Every line below that contains "baja" is to be copied.

### [Supplied information]
======

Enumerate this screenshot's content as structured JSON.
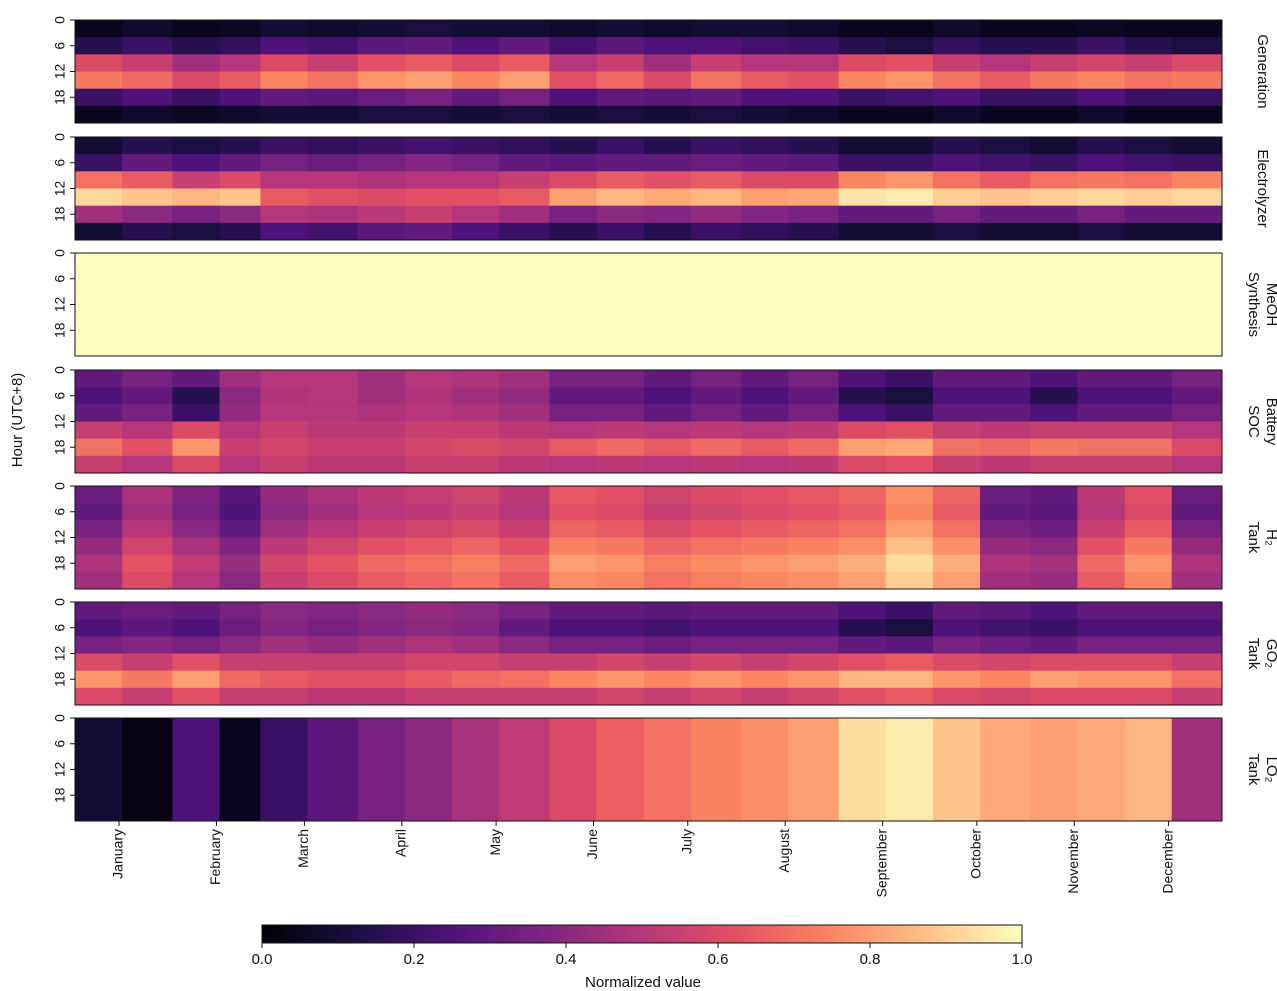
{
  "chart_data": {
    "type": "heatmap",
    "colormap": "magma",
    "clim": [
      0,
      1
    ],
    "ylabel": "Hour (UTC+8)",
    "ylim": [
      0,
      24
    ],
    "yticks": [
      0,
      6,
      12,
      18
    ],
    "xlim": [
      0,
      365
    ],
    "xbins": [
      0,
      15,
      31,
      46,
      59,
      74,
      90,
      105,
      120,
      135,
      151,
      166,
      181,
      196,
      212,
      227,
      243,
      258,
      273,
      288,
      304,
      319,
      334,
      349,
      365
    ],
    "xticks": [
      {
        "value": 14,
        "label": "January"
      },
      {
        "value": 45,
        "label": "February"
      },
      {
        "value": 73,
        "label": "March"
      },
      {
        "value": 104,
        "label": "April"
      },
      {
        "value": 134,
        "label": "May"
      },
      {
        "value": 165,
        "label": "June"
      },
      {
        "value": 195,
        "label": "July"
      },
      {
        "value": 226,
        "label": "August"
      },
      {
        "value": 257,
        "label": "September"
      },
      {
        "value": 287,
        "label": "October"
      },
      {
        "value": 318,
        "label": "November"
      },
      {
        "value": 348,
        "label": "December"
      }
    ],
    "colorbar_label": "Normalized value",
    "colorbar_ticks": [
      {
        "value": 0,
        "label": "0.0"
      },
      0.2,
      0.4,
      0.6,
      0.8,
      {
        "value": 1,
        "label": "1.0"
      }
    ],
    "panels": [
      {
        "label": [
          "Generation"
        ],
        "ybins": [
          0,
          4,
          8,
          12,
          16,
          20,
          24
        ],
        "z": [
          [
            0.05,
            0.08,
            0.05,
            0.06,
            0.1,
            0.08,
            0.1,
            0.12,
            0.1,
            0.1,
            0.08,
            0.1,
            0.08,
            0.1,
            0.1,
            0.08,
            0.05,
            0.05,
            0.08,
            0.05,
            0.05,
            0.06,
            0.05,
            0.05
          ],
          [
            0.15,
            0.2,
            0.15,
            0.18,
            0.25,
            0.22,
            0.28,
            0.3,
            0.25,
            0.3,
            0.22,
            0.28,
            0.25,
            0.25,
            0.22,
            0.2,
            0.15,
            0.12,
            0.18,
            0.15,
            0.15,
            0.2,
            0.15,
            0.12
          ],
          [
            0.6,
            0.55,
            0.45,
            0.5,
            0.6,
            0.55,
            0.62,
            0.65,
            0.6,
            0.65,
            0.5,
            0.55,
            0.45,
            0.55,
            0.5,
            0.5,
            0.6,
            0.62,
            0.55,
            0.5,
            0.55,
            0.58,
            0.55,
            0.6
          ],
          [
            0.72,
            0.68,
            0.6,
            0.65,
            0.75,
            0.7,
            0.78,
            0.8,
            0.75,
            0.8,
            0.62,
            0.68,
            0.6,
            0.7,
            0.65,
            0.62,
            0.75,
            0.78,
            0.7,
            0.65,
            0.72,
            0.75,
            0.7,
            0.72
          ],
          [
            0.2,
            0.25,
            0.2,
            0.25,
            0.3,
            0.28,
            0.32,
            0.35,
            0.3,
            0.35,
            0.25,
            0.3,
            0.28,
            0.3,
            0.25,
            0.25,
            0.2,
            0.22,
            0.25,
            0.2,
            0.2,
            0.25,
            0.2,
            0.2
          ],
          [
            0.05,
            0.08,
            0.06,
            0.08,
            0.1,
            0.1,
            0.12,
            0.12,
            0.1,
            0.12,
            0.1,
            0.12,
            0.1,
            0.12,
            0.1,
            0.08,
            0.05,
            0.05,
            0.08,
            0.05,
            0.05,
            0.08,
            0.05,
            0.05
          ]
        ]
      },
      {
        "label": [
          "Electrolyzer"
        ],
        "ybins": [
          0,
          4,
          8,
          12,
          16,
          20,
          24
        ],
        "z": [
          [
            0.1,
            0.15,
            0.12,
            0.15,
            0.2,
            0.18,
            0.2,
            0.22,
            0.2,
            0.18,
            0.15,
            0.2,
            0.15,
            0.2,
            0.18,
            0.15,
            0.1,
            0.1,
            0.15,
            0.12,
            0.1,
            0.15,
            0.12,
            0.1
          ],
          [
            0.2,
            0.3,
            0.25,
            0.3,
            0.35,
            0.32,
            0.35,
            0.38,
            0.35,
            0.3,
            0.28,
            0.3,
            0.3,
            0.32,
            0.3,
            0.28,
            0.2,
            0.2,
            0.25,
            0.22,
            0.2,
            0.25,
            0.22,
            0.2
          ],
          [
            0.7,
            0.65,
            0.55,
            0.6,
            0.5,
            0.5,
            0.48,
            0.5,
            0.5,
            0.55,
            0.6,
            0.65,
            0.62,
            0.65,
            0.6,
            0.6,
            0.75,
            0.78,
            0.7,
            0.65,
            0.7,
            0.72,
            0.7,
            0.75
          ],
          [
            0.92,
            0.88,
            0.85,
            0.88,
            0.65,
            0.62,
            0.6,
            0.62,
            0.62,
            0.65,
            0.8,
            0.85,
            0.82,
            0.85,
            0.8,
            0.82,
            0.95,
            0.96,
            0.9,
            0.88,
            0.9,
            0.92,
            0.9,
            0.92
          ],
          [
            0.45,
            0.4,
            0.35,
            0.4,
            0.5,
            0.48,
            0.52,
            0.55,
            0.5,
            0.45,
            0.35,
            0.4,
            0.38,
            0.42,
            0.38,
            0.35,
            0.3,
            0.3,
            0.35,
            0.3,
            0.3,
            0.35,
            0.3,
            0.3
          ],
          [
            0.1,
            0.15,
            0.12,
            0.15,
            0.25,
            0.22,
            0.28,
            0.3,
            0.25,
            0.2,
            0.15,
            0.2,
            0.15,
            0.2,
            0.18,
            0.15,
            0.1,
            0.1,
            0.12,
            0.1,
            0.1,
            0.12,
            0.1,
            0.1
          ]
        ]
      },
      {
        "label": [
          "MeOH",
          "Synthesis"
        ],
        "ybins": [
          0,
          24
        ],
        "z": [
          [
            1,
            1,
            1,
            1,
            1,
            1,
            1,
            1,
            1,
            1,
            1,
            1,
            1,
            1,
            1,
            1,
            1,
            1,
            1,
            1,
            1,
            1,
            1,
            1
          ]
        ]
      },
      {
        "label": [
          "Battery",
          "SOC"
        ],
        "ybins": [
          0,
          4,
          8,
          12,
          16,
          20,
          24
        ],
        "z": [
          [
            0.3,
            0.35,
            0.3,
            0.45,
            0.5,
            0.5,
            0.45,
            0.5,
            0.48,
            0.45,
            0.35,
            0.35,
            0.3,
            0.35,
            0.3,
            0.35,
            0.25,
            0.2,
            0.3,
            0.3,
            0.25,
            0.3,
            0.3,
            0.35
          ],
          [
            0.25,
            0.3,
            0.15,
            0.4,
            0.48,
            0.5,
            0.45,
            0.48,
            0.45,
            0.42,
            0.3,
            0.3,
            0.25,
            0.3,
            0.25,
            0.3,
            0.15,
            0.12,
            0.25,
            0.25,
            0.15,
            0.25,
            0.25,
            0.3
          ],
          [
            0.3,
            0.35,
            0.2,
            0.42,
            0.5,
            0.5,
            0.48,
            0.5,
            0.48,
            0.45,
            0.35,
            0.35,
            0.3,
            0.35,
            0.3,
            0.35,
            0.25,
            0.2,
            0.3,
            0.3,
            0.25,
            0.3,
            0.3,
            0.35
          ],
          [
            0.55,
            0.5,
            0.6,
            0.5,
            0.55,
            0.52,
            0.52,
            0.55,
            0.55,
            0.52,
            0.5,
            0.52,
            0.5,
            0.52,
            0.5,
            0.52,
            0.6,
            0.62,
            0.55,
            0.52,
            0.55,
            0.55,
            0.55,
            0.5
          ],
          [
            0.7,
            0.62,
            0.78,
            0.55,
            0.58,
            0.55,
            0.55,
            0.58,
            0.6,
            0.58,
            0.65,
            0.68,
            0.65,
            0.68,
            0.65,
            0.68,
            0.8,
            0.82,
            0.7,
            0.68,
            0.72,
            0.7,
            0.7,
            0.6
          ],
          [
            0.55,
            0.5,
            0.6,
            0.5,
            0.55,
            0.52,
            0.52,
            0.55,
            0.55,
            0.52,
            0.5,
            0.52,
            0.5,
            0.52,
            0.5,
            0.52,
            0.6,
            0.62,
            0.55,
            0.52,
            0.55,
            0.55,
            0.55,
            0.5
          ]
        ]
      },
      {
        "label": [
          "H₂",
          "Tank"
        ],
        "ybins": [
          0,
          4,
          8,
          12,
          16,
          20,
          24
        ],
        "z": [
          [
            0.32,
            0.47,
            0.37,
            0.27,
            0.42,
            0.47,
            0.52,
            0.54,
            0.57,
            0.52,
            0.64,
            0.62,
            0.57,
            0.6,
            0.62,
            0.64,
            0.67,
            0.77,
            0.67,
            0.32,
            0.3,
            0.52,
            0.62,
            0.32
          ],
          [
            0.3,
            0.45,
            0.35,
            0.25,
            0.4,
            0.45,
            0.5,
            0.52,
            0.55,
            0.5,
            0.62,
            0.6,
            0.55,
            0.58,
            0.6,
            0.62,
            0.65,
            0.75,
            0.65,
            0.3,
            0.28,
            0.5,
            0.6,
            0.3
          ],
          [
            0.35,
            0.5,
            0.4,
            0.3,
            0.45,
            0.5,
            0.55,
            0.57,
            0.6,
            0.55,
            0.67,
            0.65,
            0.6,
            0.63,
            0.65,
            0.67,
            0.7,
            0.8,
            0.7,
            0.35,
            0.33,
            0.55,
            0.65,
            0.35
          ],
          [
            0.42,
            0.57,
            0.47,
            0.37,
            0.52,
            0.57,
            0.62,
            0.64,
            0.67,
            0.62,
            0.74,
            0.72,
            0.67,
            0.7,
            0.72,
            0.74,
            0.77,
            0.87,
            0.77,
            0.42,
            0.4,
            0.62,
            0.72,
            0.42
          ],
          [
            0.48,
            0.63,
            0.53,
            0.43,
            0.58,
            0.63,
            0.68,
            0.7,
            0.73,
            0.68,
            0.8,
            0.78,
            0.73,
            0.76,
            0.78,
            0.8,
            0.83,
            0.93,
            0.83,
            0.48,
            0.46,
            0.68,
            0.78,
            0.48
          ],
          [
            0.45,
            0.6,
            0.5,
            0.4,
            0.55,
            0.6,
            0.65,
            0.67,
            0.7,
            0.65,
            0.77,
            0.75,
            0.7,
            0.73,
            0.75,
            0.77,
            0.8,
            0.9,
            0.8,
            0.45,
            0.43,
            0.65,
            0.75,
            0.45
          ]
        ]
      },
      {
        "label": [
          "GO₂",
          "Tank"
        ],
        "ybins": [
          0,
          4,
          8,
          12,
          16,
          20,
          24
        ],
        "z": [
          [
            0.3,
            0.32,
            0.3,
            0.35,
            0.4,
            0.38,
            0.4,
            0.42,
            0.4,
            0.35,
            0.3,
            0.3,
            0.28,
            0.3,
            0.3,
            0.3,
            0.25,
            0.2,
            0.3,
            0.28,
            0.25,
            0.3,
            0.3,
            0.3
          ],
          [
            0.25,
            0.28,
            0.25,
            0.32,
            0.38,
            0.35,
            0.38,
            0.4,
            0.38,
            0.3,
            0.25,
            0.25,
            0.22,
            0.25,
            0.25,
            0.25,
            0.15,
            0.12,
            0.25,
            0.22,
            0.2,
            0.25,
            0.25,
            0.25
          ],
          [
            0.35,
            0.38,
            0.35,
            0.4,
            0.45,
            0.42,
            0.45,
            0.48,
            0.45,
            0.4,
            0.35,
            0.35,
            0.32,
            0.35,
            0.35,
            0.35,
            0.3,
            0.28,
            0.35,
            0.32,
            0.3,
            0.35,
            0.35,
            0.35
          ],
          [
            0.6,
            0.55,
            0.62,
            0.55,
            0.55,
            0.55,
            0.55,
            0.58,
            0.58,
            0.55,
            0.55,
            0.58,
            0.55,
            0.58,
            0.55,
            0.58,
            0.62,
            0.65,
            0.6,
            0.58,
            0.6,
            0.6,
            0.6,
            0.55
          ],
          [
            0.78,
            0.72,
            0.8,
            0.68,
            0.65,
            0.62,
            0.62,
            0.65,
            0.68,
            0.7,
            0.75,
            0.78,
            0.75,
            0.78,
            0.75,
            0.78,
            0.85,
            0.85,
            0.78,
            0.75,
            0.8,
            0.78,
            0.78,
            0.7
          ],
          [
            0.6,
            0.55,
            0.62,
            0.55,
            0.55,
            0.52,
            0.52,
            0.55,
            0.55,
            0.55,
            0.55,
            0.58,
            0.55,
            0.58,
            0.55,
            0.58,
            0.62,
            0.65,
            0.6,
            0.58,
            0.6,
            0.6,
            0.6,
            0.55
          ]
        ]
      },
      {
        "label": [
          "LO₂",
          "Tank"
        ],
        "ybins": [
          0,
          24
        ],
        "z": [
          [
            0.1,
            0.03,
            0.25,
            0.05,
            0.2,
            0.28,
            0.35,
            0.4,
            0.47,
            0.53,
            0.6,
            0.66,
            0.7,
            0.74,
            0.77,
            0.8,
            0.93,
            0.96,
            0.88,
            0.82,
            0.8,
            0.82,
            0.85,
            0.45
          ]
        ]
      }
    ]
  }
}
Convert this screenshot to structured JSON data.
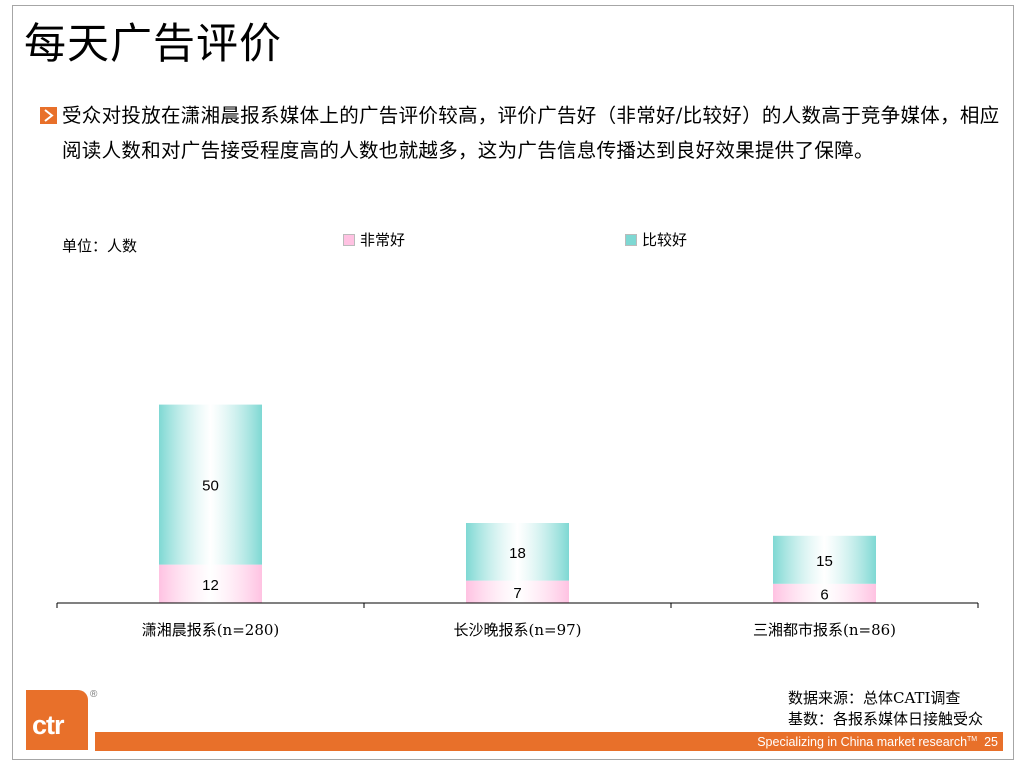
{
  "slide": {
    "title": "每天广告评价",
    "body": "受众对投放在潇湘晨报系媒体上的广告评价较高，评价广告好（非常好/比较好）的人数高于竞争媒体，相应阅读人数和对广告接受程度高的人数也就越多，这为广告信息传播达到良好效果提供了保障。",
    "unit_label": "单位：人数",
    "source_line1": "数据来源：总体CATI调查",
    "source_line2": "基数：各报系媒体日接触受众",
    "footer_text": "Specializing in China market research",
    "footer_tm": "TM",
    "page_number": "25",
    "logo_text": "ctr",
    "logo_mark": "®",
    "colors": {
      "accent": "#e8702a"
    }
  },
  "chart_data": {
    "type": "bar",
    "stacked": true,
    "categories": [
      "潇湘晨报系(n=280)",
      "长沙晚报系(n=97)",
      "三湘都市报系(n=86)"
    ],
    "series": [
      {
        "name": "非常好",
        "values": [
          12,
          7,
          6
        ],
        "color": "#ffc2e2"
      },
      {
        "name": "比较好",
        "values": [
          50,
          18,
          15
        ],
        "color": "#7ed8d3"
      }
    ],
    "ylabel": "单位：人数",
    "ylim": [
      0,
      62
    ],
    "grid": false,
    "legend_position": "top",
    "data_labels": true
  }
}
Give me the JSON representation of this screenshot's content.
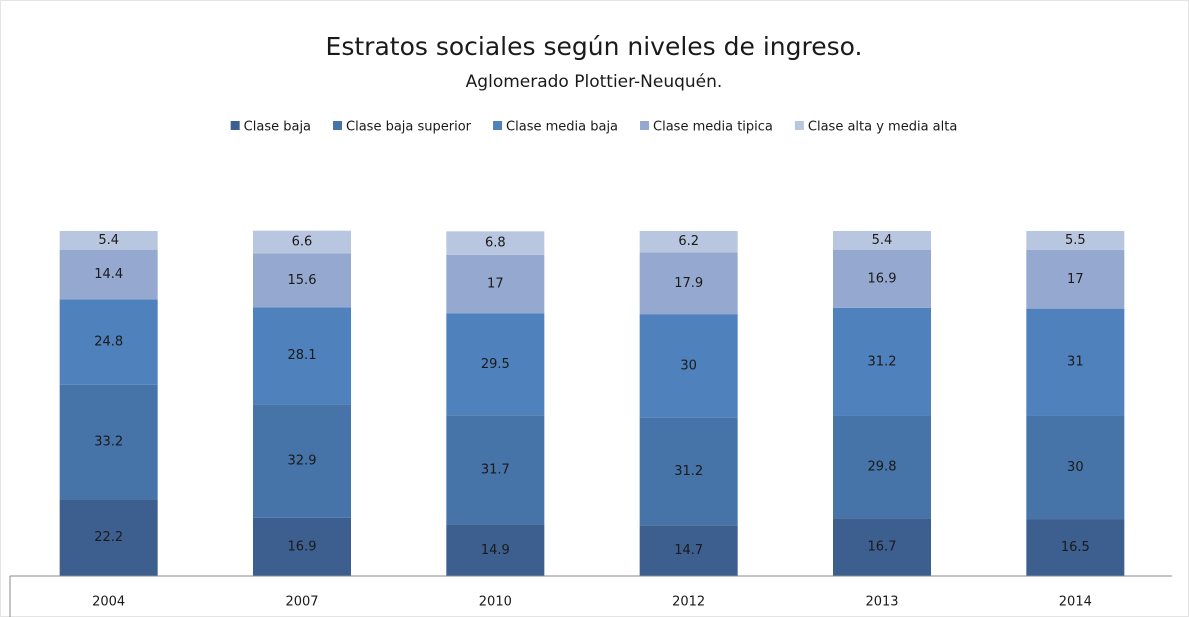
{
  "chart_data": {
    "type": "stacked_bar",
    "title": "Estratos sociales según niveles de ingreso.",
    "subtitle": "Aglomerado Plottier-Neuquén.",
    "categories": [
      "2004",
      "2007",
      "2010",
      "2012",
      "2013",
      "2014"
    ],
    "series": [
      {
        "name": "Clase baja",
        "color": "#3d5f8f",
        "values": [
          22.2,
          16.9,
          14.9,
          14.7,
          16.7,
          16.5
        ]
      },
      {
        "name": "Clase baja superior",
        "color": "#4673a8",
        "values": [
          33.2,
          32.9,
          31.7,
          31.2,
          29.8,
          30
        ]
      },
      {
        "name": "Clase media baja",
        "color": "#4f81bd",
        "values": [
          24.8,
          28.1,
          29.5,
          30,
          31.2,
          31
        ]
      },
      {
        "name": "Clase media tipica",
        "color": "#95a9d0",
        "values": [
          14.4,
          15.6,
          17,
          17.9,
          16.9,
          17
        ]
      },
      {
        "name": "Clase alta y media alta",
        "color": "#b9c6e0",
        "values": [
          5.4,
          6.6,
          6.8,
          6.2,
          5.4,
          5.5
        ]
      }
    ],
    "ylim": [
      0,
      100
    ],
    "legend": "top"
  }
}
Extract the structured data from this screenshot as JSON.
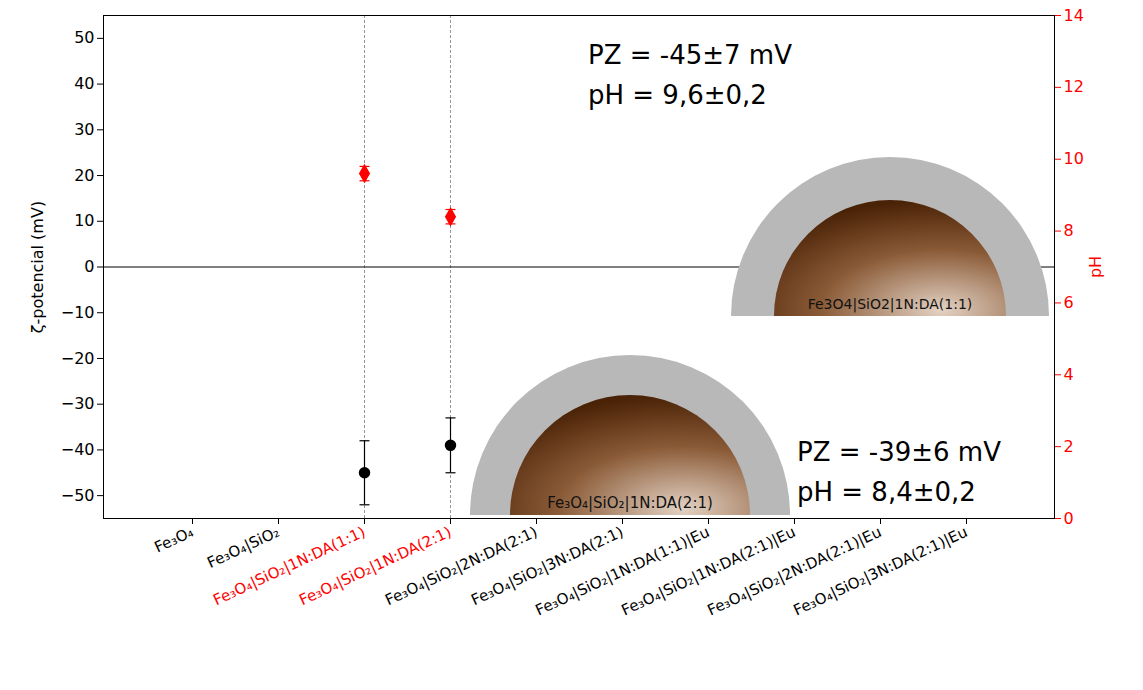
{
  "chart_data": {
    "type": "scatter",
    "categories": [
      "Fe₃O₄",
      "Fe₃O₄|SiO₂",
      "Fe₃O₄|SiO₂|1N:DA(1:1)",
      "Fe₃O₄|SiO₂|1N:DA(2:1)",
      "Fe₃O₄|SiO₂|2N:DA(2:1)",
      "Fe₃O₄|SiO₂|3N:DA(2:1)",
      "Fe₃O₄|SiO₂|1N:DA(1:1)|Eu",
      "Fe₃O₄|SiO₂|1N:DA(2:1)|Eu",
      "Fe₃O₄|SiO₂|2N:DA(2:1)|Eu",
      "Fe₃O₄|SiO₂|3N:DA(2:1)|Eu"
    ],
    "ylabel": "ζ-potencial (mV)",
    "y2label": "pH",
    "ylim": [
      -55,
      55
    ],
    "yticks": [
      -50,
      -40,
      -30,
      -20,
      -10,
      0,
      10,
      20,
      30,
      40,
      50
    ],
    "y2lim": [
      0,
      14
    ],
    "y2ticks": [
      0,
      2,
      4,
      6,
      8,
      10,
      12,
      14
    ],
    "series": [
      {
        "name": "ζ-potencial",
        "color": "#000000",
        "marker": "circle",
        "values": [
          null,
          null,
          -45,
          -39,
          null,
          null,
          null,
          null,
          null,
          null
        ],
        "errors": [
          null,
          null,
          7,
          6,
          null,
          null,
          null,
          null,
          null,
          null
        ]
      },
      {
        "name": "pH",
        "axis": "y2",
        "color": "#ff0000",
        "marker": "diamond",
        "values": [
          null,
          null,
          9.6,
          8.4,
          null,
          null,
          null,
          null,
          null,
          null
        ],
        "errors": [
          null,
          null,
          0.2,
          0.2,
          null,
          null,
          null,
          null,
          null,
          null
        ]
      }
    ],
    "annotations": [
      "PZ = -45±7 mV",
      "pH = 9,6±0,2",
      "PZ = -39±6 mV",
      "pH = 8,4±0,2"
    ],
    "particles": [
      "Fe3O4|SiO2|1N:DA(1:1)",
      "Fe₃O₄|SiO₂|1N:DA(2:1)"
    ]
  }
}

======

### [The output]
        "name": "Clase baja",
        "name": "Clase baja superior",
        "name": "Clase media baja",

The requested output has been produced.